### Excerpted passage
________________
17 December 2013

How corporations avoid paying income taxes

As reported in The Register (UK):
Facebook has reportedly swerved a huge corporation tax bill by paying its Ireland-based parent company - Facebook Holdings Limited - €1.75bn in “admin costs” for its intellectual property.

According to the Financial Times (£), Facebook recently reported a pre-tax loss of €626,000 after it paid out those expenses.

In 2012, Facebook Ireland Ltd had 382 staff on its books in Dublin, and reported a gross profit of €1.75bn and sales of €1.79bn for the year...

The practice of avoiding tax in that way – known as Double Irish – is used by other internet giants such as Google, which shifts some of its money through a Bermuda shell company...

Facebook defended its actions by saying it "complies with all relevant corporate regulations including those related to filing company reports and taxation.
________________
### Exercise 1
Retype the tax avoidance item between "How corporations avoid" and "out those expenses.", inclusive.
### Exercise 2
Translate this sentence from the tax avoidance item into Spanish: "According to the Financial Times (£), Facebook recently reported a pre-tax loss of €626,000 after it paid out those expenses."
The lines after this text come from a separate source.

[Document layout analysis data]
________________
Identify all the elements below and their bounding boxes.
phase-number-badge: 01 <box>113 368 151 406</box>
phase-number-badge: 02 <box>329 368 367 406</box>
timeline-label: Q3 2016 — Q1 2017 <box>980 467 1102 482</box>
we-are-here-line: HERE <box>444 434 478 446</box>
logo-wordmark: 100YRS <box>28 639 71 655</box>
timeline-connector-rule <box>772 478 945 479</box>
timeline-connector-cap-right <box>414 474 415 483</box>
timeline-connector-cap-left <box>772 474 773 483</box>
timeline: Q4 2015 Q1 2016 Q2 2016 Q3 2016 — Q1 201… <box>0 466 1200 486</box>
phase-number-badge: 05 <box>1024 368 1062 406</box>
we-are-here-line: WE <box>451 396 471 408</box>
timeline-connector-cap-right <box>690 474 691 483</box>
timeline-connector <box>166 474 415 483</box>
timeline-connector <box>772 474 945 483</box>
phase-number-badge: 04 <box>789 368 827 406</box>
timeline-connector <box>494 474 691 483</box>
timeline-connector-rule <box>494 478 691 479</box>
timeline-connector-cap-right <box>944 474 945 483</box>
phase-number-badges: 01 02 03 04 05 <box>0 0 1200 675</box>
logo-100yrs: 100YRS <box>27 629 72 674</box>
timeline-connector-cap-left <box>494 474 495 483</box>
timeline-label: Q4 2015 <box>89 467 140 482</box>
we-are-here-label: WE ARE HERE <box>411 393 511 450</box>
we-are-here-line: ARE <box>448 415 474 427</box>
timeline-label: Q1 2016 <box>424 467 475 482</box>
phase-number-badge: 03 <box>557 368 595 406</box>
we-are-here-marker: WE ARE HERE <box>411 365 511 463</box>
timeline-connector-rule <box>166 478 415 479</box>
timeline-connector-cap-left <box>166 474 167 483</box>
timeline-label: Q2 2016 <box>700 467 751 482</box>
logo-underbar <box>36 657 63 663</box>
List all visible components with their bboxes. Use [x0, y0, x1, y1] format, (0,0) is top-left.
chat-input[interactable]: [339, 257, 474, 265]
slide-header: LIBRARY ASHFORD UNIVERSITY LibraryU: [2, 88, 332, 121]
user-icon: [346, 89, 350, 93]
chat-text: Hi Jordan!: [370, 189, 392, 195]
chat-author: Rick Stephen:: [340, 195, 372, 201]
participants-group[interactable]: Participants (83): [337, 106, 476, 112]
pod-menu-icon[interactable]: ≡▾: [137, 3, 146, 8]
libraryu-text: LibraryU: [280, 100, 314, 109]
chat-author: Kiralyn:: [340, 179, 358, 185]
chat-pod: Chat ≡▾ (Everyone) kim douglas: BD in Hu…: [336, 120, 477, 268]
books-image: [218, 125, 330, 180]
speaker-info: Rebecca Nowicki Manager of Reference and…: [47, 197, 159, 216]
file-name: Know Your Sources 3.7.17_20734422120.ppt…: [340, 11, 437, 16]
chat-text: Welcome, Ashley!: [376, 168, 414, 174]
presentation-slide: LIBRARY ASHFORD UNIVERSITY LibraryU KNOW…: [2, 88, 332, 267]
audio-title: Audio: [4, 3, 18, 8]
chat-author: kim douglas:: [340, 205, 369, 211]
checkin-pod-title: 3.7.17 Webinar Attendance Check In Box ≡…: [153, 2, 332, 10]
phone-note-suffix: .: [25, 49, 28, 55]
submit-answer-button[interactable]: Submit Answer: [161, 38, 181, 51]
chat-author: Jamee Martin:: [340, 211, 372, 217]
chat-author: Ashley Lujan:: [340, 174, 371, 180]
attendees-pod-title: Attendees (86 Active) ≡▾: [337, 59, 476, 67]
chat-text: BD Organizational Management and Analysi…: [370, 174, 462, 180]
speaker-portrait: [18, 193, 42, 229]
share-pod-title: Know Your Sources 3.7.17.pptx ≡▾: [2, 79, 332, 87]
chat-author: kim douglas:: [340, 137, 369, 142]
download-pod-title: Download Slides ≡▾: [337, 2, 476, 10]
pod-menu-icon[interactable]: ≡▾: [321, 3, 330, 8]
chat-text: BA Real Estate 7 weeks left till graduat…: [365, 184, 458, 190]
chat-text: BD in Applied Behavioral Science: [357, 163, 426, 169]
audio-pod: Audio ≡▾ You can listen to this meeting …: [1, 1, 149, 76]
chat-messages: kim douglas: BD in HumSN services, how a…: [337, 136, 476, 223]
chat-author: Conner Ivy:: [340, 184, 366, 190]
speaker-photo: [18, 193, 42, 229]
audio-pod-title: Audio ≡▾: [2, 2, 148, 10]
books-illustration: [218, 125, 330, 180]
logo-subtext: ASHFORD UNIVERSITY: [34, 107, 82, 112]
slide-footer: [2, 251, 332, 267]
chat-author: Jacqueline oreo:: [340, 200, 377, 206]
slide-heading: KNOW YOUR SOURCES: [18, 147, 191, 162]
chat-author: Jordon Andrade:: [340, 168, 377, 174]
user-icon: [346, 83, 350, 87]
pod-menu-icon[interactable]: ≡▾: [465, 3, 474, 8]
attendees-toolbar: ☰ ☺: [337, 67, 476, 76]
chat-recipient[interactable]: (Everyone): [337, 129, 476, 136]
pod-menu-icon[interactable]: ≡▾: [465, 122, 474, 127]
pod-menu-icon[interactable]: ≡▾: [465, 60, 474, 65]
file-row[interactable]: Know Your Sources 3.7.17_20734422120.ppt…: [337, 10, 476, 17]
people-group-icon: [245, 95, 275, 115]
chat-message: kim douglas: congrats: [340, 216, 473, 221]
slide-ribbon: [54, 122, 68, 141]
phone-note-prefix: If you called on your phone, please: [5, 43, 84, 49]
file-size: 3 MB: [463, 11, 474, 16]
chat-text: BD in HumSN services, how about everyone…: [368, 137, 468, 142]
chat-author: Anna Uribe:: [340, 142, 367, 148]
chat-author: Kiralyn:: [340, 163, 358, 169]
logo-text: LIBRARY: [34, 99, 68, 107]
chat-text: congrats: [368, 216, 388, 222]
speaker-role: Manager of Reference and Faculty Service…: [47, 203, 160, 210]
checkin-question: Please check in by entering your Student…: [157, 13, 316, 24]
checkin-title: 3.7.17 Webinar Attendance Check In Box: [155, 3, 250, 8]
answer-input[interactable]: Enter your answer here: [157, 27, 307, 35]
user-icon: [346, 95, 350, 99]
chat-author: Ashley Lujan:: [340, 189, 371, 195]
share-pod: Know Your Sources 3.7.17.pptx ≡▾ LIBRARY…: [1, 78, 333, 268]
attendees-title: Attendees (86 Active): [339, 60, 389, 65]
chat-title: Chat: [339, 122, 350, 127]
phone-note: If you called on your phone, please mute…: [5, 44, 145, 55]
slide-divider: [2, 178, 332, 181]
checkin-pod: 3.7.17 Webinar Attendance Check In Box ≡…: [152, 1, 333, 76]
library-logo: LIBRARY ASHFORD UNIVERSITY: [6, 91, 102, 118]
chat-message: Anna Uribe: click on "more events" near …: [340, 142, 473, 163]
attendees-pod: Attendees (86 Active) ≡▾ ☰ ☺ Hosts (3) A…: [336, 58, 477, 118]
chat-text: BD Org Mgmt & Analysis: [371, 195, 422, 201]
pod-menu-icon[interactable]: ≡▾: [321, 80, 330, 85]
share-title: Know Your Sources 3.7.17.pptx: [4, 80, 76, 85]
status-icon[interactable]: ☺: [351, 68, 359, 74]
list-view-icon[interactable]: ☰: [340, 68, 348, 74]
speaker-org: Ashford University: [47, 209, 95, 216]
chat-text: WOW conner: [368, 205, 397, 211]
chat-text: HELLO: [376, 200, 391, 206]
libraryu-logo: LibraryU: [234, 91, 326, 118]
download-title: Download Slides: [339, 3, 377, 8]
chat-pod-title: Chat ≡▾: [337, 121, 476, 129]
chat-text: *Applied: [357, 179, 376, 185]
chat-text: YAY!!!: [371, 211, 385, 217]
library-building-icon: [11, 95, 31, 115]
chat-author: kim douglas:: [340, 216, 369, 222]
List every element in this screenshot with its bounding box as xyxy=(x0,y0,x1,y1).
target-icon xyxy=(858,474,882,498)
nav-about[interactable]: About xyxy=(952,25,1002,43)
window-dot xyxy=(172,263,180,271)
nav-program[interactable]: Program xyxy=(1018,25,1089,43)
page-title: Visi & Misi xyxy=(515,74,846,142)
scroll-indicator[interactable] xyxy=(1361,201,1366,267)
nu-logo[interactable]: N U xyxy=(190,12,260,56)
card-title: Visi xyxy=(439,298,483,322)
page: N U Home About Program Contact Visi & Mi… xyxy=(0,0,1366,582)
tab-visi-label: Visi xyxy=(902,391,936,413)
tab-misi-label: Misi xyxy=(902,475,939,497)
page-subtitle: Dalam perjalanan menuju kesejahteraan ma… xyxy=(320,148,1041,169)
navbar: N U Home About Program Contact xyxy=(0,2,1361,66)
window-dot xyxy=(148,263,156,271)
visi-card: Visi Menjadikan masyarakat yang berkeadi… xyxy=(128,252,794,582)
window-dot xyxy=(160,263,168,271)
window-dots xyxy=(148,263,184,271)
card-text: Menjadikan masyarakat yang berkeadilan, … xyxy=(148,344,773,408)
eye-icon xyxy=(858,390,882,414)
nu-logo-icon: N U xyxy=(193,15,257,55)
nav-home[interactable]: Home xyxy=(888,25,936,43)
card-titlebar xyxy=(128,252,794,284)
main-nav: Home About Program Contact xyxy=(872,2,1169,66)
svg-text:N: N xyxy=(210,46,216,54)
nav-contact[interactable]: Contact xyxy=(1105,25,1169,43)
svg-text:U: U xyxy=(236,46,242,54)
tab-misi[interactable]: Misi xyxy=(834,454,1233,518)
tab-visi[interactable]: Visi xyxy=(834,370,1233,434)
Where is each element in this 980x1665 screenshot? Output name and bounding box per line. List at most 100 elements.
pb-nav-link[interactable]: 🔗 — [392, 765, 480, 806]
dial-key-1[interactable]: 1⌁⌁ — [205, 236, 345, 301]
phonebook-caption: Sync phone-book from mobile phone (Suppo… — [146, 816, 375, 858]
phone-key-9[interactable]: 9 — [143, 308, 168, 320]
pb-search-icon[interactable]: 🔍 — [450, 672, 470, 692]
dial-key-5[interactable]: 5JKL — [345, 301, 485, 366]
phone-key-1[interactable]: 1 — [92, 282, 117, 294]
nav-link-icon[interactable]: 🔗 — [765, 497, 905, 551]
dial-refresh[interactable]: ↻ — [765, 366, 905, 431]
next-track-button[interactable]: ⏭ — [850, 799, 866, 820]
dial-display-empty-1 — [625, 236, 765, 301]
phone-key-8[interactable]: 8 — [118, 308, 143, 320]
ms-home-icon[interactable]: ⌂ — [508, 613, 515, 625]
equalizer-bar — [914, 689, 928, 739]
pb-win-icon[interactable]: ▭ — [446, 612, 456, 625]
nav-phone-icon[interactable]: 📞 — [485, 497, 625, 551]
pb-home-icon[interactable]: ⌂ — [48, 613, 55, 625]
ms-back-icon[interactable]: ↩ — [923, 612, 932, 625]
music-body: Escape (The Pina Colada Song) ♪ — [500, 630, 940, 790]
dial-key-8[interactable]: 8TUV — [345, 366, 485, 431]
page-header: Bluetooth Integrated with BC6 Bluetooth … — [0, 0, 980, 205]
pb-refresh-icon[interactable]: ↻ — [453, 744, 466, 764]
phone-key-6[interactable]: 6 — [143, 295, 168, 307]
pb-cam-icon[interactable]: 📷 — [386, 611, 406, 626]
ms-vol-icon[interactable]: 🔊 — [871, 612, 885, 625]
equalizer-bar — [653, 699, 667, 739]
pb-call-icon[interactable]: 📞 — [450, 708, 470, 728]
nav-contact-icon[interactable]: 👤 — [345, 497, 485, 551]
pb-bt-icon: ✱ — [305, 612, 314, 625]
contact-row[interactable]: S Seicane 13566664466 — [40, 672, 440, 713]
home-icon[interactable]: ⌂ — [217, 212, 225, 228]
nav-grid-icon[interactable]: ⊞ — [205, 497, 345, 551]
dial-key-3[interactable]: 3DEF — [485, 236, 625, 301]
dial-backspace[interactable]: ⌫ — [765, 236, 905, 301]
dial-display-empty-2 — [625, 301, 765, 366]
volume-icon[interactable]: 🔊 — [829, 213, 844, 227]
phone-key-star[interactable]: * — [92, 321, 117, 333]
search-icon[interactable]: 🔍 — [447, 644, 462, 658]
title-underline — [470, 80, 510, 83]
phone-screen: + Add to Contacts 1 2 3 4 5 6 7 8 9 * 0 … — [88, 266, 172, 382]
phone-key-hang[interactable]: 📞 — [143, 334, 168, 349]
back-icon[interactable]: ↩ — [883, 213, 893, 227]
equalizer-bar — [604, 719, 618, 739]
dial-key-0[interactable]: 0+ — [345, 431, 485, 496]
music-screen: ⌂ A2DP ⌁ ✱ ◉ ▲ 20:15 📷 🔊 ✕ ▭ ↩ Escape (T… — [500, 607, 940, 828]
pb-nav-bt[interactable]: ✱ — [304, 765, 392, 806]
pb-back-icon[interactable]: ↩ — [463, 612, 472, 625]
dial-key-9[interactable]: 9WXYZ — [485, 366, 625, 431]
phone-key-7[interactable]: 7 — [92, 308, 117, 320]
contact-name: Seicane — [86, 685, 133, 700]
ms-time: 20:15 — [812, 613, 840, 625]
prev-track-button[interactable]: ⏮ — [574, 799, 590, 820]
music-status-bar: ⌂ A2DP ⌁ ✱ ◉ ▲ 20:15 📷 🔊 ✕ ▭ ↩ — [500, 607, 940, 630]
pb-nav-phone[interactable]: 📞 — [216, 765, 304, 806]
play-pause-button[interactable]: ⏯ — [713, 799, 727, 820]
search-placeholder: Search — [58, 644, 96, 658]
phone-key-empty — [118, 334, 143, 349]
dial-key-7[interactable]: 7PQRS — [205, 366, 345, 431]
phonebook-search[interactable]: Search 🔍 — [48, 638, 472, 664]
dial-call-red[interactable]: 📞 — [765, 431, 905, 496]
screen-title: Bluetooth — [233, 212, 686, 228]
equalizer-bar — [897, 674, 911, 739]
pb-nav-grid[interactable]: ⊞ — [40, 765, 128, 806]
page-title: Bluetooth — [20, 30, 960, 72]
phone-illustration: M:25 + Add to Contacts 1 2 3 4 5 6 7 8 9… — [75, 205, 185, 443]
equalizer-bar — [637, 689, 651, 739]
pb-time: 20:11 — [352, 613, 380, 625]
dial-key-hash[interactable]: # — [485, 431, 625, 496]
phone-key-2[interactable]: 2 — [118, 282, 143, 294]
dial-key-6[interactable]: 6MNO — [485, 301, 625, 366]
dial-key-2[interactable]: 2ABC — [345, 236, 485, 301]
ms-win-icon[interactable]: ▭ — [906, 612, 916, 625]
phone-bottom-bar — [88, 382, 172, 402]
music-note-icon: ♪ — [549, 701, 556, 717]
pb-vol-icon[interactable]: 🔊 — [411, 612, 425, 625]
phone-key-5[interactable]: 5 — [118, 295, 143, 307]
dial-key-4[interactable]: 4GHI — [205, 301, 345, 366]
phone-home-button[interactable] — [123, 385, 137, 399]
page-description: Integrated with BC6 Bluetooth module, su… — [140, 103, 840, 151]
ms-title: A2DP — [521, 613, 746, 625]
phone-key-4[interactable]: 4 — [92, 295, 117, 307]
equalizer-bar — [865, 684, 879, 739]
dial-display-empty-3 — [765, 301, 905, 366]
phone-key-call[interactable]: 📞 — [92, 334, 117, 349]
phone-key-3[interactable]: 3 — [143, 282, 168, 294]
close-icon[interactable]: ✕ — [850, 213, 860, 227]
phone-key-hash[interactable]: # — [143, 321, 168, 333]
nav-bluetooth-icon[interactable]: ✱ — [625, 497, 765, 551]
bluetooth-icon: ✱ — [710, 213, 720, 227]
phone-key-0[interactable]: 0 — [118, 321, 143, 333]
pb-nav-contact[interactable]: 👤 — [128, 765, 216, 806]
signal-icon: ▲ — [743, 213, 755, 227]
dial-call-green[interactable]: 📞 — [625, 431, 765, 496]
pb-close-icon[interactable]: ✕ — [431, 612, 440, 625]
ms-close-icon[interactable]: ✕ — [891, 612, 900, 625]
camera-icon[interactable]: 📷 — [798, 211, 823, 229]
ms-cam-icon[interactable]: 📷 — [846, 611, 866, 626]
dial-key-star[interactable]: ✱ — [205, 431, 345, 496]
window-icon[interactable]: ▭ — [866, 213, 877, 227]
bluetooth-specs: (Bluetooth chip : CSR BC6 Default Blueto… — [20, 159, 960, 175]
________________
### Answer section 1
How corporations avoid paying income taxes

As reported in The Register (UK):
Facebook has reportedly swerved a huge corporation tax bill by paying its Ireland-based parent company - Facebook Holdings Limited - €1.75bn in “admin costs” for its intellectual property.

According to the Financial Times (£), Facebook recently reported a pre-tax loss of €626,000 after it paid out those expenses.

### Answer section 2
Según el Financial Times (£), Facebook declaró recientemente una pérdida antes de impuestos de 626.000 € después de pagar esos gastos.